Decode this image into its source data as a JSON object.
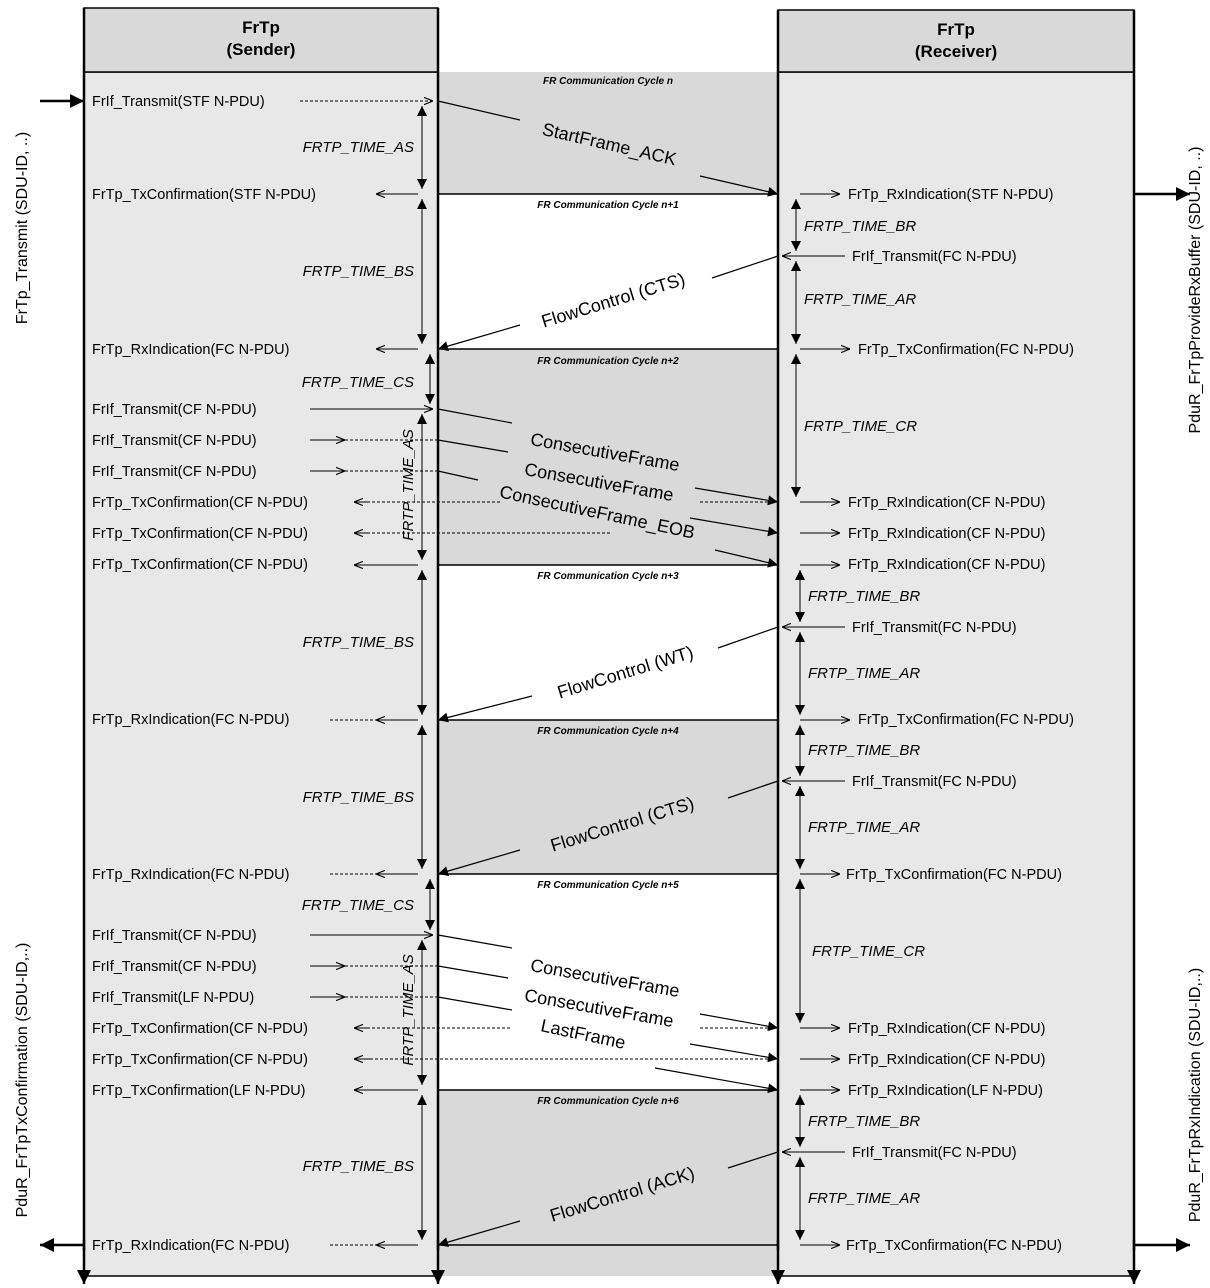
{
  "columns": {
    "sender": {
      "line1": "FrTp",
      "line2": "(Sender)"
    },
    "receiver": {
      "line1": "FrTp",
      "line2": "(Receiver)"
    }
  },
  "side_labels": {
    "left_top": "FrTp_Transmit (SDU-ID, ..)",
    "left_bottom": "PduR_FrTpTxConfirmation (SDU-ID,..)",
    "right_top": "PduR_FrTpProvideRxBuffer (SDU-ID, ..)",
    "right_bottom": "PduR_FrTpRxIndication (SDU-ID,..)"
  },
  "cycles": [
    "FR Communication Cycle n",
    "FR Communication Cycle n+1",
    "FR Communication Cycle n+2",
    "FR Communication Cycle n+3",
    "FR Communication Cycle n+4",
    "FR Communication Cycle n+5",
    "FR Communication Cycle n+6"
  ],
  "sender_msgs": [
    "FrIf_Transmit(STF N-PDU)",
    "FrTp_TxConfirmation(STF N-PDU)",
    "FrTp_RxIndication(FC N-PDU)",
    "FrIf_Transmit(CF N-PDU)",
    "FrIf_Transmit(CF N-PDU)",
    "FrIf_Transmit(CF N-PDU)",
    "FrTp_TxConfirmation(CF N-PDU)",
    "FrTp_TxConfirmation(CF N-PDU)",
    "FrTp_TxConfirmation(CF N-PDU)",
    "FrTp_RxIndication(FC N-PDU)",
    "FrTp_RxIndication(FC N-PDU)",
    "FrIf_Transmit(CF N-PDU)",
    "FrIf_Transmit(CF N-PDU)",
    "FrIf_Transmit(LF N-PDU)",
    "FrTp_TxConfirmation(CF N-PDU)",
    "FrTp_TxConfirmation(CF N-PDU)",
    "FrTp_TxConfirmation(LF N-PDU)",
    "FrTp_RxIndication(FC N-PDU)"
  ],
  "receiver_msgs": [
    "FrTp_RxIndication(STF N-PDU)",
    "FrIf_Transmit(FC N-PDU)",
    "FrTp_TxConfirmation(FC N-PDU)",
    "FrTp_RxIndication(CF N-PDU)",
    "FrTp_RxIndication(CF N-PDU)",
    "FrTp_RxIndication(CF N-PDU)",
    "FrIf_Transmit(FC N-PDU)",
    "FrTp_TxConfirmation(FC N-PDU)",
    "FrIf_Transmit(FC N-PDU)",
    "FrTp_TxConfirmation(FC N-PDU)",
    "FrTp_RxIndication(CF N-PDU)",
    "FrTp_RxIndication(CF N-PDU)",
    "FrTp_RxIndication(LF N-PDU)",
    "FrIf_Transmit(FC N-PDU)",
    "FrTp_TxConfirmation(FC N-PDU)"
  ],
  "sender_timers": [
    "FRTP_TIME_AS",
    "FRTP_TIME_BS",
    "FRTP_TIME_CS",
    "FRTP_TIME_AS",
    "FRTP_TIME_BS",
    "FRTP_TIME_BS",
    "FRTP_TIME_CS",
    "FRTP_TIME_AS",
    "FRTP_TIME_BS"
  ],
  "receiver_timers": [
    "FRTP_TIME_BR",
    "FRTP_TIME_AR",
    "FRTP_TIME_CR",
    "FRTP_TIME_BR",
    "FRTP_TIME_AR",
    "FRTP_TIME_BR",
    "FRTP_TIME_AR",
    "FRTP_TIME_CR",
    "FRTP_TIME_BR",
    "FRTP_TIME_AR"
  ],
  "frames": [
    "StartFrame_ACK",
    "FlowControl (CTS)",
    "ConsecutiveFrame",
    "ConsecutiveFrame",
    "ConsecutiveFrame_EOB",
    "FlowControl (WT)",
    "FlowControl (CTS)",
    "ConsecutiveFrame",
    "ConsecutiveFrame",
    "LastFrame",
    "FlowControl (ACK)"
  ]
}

==

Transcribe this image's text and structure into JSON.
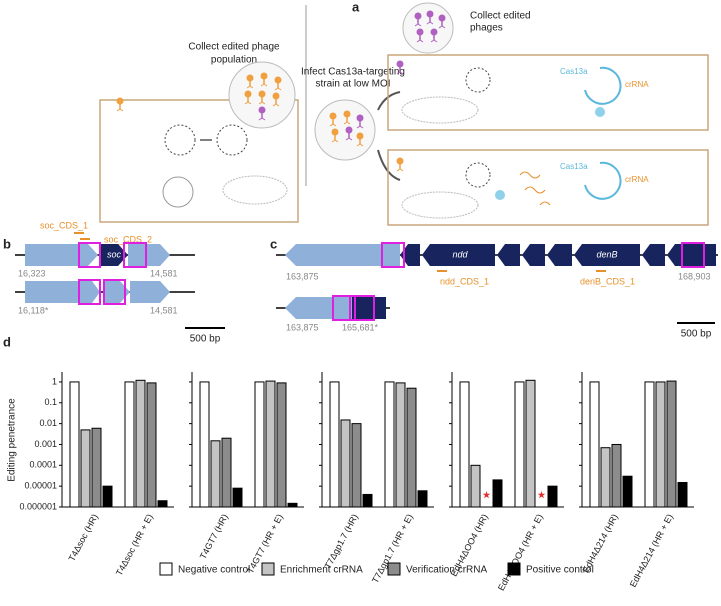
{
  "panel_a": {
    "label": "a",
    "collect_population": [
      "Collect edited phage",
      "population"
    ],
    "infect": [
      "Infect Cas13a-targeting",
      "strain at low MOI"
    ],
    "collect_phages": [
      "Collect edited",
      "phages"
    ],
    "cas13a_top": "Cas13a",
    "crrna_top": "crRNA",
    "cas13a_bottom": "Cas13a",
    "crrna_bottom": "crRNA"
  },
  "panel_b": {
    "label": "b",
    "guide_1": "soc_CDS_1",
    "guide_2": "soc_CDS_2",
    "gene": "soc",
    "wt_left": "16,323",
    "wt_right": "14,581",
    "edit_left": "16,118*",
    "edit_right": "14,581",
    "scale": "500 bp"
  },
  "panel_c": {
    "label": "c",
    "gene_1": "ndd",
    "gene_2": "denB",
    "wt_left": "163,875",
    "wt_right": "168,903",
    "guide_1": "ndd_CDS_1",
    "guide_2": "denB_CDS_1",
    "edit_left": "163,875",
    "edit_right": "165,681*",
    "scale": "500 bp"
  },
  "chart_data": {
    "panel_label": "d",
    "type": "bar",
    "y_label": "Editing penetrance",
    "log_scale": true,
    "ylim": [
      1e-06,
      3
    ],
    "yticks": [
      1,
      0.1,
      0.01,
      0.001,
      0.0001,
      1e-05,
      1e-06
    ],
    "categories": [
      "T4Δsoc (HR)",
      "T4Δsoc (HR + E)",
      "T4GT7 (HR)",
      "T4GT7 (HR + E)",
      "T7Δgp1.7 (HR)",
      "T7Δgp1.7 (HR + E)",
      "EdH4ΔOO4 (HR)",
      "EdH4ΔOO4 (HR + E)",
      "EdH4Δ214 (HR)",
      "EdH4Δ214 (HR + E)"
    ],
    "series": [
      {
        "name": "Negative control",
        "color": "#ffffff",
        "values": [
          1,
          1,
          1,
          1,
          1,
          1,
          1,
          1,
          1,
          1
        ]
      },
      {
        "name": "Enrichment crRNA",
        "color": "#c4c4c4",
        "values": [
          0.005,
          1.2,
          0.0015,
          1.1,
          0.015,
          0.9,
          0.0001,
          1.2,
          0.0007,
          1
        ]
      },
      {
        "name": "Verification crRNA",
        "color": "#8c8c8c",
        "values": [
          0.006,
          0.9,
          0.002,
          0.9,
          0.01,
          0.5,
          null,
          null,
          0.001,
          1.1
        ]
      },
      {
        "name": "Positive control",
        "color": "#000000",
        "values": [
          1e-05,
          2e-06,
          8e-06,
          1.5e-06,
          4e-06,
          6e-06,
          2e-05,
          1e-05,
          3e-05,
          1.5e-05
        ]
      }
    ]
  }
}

==

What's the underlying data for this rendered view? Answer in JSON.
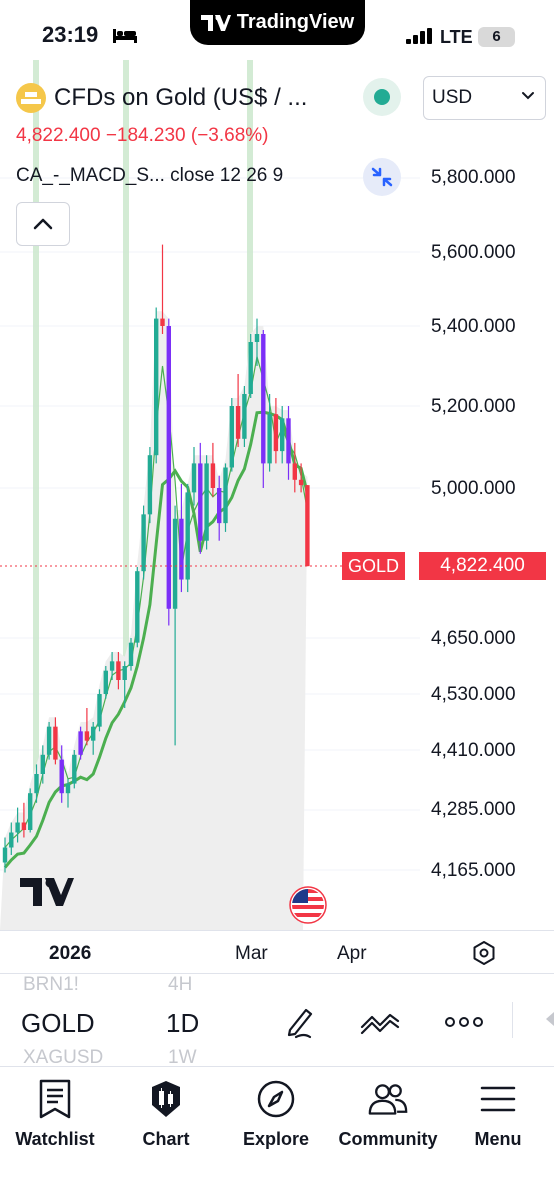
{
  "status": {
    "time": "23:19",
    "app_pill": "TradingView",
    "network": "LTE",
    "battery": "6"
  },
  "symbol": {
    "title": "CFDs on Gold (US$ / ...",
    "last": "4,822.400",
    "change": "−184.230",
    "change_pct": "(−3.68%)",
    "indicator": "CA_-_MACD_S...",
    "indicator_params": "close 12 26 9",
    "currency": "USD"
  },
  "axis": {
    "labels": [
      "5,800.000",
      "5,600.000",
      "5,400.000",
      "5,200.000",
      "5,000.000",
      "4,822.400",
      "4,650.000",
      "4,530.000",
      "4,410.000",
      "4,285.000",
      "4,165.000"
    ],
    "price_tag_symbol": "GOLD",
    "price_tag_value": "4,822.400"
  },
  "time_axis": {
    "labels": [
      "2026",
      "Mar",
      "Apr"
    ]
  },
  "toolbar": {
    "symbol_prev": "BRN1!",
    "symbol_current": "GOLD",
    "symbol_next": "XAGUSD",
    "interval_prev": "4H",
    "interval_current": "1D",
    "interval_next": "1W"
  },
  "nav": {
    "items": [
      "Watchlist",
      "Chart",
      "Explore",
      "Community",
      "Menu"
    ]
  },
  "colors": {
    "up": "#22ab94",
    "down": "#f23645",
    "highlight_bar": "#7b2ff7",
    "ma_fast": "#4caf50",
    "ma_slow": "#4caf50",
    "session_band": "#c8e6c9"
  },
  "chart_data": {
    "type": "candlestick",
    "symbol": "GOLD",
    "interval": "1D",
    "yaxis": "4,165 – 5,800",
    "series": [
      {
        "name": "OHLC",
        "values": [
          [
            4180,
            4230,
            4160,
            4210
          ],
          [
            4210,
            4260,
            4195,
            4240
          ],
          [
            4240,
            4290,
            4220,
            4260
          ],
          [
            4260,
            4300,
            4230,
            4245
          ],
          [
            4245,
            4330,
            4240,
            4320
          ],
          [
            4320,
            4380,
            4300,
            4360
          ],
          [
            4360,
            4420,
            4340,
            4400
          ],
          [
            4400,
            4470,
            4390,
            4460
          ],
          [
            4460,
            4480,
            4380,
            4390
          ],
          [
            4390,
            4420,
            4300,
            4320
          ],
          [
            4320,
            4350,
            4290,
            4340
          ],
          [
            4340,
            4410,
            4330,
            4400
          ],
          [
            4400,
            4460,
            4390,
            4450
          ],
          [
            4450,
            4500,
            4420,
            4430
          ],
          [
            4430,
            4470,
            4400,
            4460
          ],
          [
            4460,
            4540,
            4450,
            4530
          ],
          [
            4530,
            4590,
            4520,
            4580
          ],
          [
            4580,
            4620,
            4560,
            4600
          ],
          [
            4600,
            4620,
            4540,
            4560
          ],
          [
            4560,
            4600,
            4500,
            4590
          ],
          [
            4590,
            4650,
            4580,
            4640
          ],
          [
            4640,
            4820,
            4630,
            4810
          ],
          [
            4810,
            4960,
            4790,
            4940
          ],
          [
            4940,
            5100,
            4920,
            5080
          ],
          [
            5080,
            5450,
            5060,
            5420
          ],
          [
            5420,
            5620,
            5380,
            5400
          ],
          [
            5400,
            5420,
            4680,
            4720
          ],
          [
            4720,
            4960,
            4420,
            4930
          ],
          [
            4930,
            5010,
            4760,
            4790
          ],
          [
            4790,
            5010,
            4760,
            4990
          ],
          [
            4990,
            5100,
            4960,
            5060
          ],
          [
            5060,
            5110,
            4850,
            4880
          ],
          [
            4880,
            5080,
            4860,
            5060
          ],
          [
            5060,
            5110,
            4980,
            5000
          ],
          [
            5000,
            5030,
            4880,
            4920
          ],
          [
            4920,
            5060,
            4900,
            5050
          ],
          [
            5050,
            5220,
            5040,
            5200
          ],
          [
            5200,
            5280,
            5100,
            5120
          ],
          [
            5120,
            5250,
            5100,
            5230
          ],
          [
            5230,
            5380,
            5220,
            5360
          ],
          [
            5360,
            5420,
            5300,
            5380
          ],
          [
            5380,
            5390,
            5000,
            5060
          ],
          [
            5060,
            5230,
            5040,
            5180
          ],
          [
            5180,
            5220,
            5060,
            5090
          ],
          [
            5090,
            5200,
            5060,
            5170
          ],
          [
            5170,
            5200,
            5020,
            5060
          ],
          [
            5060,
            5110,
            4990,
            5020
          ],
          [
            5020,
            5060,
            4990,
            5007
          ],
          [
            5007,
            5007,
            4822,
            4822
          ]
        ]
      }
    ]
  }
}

▶ Objective
Extract each line from the entries above that contains the string "into".

▶ Full response
Decode this image into its source data as a JSON object.
Transcribe this image's text and structure into JSON.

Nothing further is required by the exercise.